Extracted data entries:
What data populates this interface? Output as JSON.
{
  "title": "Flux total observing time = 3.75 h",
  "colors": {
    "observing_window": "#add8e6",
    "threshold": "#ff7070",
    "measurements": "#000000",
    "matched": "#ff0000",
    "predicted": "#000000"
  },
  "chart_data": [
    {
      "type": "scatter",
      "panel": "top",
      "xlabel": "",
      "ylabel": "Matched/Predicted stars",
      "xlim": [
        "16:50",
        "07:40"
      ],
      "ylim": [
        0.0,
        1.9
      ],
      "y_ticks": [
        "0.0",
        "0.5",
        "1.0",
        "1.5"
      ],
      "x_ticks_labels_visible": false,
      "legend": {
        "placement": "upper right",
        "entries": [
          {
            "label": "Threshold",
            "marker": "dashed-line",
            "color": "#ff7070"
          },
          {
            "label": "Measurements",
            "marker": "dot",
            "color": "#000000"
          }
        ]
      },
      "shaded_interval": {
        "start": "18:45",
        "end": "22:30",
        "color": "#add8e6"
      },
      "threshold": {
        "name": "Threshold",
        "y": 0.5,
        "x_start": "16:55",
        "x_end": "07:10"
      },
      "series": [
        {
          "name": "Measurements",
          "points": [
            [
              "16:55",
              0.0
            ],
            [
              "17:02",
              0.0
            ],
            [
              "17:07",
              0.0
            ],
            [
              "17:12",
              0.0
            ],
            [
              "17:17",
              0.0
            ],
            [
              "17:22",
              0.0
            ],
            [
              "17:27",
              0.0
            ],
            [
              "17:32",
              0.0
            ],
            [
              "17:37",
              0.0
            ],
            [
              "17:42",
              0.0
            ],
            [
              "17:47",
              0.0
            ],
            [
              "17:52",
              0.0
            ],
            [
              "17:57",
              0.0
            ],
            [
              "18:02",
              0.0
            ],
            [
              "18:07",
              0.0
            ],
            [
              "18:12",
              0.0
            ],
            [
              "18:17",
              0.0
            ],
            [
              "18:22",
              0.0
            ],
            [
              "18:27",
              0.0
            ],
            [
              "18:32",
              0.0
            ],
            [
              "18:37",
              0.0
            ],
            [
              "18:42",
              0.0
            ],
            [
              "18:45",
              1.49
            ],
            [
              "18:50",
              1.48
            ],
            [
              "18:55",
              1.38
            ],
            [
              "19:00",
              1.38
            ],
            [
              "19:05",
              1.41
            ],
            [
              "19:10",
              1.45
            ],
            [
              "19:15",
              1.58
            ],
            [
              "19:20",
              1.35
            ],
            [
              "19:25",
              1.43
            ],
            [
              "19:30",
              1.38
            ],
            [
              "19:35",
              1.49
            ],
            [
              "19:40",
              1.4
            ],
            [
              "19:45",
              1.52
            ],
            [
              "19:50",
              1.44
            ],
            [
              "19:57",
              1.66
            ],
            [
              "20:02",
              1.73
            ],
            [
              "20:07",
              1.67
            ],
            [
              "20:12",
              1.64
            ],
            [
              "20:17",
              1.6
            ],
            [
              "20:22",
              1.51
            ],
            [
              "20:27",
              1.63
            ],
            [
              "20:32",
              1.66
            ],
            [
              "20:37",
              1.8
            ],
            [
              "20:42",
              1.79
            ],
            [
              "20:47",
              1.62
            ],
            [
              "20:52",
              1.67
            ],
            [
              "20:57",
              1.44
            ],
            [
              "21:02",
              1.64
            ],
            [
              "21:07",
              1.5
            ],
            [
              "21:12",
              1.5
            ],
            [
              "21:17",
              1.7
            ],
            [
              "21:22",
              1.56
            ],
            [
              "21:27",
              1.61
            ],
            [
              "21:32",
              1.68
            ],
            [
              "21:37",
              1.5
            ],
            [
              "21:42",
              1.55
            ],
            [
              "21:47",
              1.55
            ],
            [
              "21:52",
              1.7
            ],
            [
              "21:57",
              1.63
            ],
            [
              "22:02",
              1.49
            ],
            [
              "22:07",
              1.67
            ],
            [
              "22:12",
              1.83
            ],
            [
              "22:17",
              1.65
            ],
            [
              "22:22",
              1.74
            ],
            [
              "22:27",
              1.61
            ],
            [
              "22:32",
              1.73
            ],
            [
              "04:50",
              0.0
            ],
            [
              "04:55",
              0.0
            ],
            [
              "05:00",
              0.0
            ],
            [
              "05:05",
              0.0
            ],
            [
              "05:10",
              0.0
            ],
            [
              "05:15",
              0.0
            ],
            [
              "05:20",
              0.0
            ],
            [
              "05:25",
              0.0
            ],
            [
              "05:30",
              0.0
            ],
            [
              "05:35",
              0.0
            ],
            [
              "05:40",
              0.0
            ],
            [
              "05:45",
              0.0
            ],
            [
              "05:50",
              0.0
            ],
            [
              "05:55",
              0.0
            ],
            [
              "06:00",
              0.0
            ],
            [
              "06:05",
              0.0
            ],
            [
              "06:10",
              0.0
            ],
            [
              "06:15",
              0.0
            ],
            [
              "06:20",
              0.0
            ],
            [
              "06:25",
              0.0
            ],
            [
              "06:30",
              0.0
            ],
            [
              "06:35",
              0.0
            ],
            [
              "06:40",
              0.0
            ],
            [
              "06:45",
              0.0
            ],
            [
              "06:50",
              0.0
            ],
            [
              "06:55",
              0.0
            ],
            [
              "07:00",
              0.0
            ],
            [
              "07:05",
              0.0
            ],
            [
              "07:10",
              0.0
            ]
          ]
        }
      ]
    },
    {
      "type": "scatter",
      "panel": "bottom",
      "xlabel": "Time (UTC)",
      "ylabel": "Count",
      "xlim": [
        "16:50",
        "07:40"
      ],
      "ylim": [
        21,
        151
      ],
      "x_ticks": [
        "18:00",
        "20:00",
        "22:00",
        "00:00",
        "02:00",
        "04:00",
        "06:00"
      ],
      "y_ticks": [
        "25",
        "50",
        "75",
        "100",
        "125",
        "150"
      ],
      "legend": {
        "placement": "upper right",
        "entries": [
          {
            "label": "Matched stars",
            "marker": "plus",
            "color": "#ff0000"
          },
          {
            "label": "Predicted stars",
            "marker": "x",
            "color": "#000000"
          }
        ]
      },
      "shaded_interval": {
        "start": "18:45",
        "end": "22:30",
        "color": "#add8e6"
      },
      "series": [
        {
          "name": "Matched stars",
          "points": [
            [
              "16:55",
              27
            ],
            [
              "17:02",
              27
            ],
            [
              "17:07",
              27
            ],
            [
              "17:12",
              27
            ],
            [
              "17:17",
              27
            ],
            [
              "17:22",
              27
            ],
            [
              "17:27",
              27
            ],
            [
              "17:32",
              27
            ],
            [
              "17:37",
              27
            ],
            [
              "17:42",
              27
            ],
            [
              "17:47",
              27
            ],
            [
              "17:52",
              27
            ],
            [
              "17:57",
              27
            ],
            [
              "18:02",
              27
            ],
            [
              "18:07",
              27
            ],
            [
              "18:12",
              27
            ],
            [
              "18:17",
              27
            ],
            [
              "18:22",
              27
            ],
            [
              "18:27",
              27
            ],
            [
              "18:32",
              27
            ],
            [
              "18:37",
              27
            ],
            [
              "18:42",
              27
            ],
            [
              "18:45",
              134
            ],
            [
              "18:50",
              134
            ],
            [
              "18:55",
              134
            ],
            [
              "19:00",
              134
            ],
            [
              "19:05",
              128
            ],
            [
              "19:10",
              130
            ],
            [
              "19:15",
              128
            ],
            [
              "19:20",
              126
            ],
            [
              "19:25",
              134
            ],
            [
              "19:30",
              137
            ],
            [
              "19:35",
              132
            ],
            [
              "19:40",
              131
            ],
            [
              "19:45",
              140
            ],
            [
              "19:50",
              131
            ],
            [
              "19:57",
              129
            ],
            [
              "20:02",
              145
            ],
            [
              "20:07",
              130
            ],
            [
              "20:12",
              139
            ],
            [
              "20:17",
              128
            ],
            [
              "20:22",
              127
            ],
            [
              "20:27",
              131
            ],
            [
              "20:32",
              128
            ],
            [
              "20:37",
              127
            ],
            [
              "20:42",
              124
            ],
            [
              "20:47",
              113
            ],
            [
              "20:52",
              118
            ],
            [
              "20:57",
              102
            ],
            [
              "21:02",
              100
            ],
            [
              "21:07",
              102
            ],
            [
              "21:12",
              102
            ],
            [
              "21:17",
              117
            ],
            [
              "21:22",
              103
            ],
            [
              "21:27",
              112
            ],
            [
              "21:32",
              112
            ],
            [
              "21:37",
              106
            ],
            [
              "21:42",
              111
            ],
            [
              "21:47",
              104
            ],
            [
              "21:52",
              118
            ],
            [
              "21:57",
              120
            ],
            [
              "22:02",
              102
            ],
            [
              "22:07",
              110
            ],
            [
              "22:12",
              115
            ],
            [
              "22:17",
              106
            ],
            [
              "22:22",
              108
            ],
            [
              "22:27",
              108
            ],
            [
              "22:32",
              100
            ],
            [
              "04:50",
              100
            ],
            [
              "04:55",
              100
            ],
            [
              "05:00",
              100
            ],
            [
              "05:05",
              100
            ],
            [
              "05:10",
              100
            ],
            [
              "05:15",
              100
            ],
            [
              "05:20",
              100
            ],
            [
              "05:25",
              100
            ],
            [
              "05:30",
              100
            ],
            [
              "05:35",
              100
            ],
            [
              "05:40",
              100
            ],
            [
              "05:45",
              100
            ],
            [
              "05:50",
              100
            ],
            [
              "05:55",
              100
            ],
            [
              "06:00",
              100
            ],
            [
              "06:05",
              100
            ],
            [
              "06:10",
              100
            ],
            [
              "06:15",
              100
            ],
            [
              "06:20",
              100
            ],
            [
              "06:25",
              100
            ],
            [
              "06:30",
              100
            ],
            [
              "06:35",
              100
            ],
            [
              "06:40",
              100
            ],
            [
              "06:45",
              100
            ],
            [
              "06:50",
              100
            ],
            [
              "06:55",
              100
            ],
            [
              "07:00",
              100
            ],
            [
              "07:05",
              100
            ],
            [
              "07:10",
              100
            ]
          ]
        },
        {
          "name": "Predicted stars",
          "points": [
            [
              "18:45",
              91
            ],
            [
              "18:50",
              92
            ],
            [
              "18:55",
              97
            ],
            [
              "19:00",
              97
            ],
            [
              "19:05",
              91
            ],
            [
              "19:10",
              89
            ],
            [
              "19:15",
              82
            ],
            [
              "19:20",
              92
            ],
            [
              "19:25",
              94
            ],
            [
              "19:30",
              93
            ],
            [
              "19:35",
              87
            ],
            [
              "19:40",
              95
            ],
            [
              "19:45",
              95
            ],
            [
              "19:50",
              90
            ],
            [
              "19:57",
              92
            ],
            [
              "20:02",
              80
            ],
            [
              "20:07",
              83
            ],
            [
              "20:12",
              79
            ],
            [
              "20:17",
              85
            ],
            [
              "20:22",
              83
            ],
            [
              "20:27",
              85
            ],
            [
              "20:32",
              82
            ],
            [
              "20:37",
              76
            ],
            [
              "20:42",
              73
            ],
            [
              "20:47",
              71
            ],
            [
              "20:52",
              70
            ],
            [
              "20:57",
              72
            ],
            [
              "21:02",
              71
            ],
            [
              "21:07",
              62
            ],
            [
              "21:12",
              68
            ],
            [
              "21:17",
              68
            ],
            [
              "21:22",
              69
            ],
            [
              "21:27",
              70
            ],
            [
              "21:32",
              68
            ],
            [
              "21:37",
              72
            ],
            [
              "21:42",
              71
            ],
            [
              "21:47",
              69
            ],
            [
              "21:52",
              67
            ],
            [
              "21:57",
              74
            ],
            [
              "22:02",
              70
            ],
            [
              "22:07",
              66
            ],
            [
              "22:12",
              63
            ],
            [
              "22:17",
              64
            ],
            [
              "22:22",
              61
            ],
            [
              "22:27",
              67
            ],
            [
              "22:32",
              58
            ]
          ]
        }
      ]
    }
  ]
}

## WHAT YOU WILL DO
List every line above that contains the word "stars".

## ANSWER FOR THE TASK
      "ylabel": "Matched/Predicted stars",
            "label": "Matched stars",
            "label": "Predicted stars",
          "name": "Matched stars",
          "name": "Predicted stars",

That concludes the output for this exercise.